__EXERCISE DETAILS__.
Wherever "klávesnice" appears in a line, list that line.

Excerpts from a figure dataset
++++++
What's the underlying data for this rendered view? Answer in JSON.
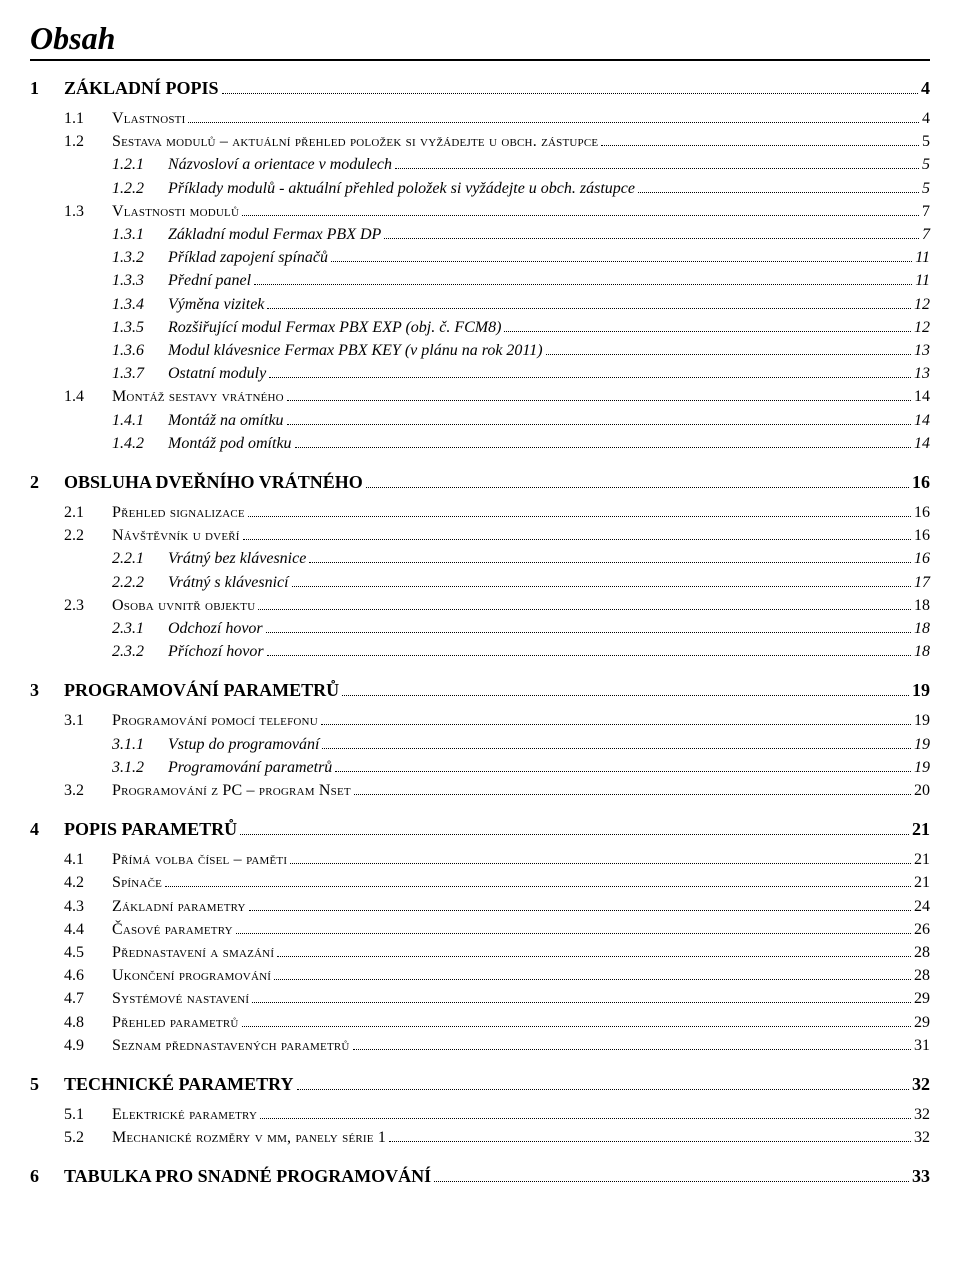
{
  "title": "Obsah",
  "entries": [
    {
      "level": 1,
      "num": "1",
      "label": "ZÁKLADNÍ POPIS",
      "page": "4"
    },
    {
      "level": 2,
      "num": "1.1",
      "label": "Vlastnosti",
      "page": "4"
    },
    {
      "level": 2,
      "num": "1.2",
      "label": "Sestava modulů – aktuální přehled položek si vyžádejte u obch. zástupce",
      "page": "5"
    },
    {
      "level": 3,
      "num": "1.2.1",
      "label": "Názvosloví a orientace v modulech",
      "page": "5"
    },
    {
      "level": 3,
      "num": "1.2.2",
      "label": "Příklady modulů - aktuální přehled položek si vyžádejte u obch. zástupce",
      "page": "5"
    },
    {
      "level": 2,
      "num": "1.3",
      "label": "Vlastnosti modulů",
      "page": "7"
    },
    {
      "level": 3,
      "num": "1.3.1",
      "label": "Základní modul Fermax PBX DP",
      "page": "7"
    },
    {
      "level": 3,
      "num": "1.3.2",
      "label": "Příklad zapojení spínačů",
      "page": "11"
    },
    {
      "level": 3,
      "num": "1.3.3",
      "label": "Přední panel",
      "page": "11"
    },
    {
      "level": 3,
      "num": "1.3.4",
      "label": "Výměna vizitek",
      "page": "12"
    },
    {
      "level": 3,
      "num": "1.3.5",
      "label": "Rozšiřující modul Fermax PBX EXP (obj. č. FCM8)",
      "page": "12"
    },
    {
      "level": 3,
      "num": "1.3.6",
      "label": "Modul klávesnice Fermax PBX KEY (v plánu na rok 2011)",
      "page": "13"
    },
    {
      "level": 3,
      "num": "1.3.7",
      "label": "Ostatní moduly",
      "page": "13"
    },
    {
      "level": 2,
      "num": "1.4",
      "label": "Montáž sestavy vrátného",
      "page": "14"
    },
    {
      "level": 3,
      "num": "1.4.1",
      "label": "Montáž na omítku",
      "page": "14"
    },
    {
      "level": 3,
      "num": "1.4.2",
      "label": "Montáž pod omítku",
      "page": "14"
    },
    {
      "level": 1,
      "num": "2",
      "label": "OBSLUHA DVEŘNÍHO VRÁTNÉHO",
      "page": "16"
    },
    {
      "level": 2,
      "num": "2.1",
      "label": "Přehled signalizace",
      "page": "16"
    },
    {
      "level": 2,
      "num": "2.2",
      "label": "Návštěvník u dveří",
      "page": "16"
    },
    {
      "level": 3,
      "num": "2.2.1",
      "label": "Vrátný bez klávesnice",
      "page": "16"
    },
    {
      "level": 3,
      "num": "2.2.2",
      "label": "Vrátný s klávesnicí",
      "page": "17"
    },
    {
      "level": 2,
      "num": "2.3",
      "label": "Osoba uvnitř objektu",
      "page": "18"
    },
    {
      "level": 3,
      "num": "2.3.1",
      "label": "Odchozí hovor",
      "page": "18"
    },
    {
      "level": 3,
      "num": "2.3.2",
      "label": "Příchozí hovor",
      "page": "18"
    },
    {
      "level": 1,
      "num": "3",
      "label": "PROGRAMOVÁNÍ PARAMETRŮ",
      "page": "19"
    },
    {
      "level": 2,
      "num": "3.1",
      "label": "Programování pomocí telefonu",
      "page": "19"
    },
    {
      "level": 3,
      "num": "3.1.1",
      "label": "Vstup do programování",
      "page": "19"
    },
    {
      "level": 3,
      "num": "3.1.2",
      "label": "Programování parametrů",
      "page": "19"
    },
    {
      "level": 2,
      "num": "3.2",
      "label": "Programování z PC – program Nset",
      "page": "20"
    },
    {
      "level": 1,
      "num": "4",
      "label": "POPIS PARAMETRŮ",
      "page": "21"
    },
    {
      "level": 2,
      "num": "4.1",
      "label": "Přímá volba čísel – paměti",
      "page": "21"
    },
    {
      "level": 2,
      "num": "4.2",
      "label": "Spínače",
      "page": "21"
    },
    {
      "level": 2,
      "num": "4.3",
      "label": "Základní parametry",
      "page": "24"
    },
    {
      "level": 2,
      "num": "4.4",
      "label": "Časové parametry",
      "page": "26"
    },
    {
      "level": 2,
      "num": "4.5",
      "label": "Přednastavení a smazání",
      "page": "28"
    },
    {
      "level": 2,
      "num": "4.6",
      "label": "Ukončení programování",
      "page": "28"
    },
    {
      "level": 2,
      "num": "4.7",
      "label": "Systémové nastavení",
      "page": "29"
    },
    {
      "level": 2,
      "num": "4.8",
      "label": "Přehled parametrů",
      "page": "29"
    },
    {
      "level": 2,
      "num": "4.9",
      "label": "Seznam přednastavených parametrů",
      "page": "31"
    },
    {
      "level": 1,
      "num": "5",
      "label": "TECHNICKÉ PARAMETRY",
      "page": "32"
    },
    {
      "level": 2,
      "num": "5.1",
      "label": "Elektrické parametry",
      "page": "32"
    },
    {
      "level": 2,
      "num": "5.2",
      "label": "Mechanické rozměry v mm, panely série 1",
      "page": "32"
    },
    {
      "level": 1,
      "num": "6",
      "label": "TABULKA PRO SNADNÉ PROGRAMOVÁNÍ",
      "page": "33"
    }
  ]
}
++++++
__OUTPUT__.
      "label": "Modul klávesnice Fermax PBX KEY (v plánu na rok 2011)",
      "label": "Vrátný bez klávesnice",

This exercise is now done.